| WHAT NEEDS TO BE DONE |
Reproduce the passage of the onscreen keyboard discussion from "I actually have" to "to save space.", word for word.

───── PAGE EXTRACT

It seems to me that blind and impaired people would have enough trouble typing in passwords as it is.
P.S. Maurs, didn't you know committees are one of the least efficient decision-making methods man has ever invented?
I actually have a keylogger program that takes can be told to take a screenshot EVERY time you CLICK, and further crop the image to just include a specific area or where the cursor was to save space.
Unfortunately, nothing is secure anymore. That program scares me, mostly from the innumerable stealth and transmission options..
Fuzzy: Visually impaired computer users can type quite well through touch type training. The introduction of this obnoxious onscreen keyboard defeats their training and skill. Computer users with other impairments have alternative enablign technologies for input such as speech recognition. Again, this onscreen keyboard would defeat these technologies.
http://www.citibank.co.uk/uk/productsservices/internetbanking/information.jsp
click on 'citibank online', located at the top (orange) menu in the right column. (Funny- it says 'one click sign-in'!!!)

──────────
───── DATASET SECTION

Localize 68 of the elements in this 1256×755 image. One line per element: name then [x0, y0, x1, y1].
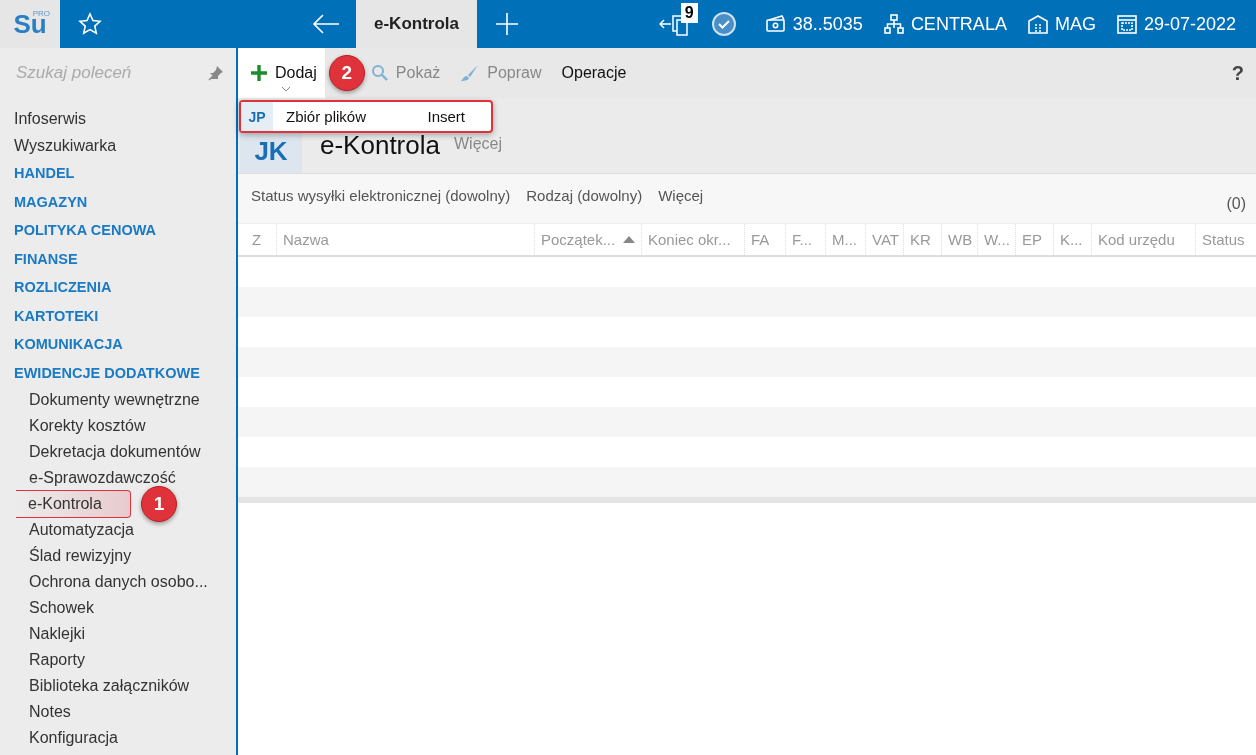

──────────

| RESPONSE TO THIS EXERCISE |
I actually have a keylogger program that takes can be told to take a screenshot EVERY time you CLICK, and further crop the image to just include a specific area or where the cursor was to save space.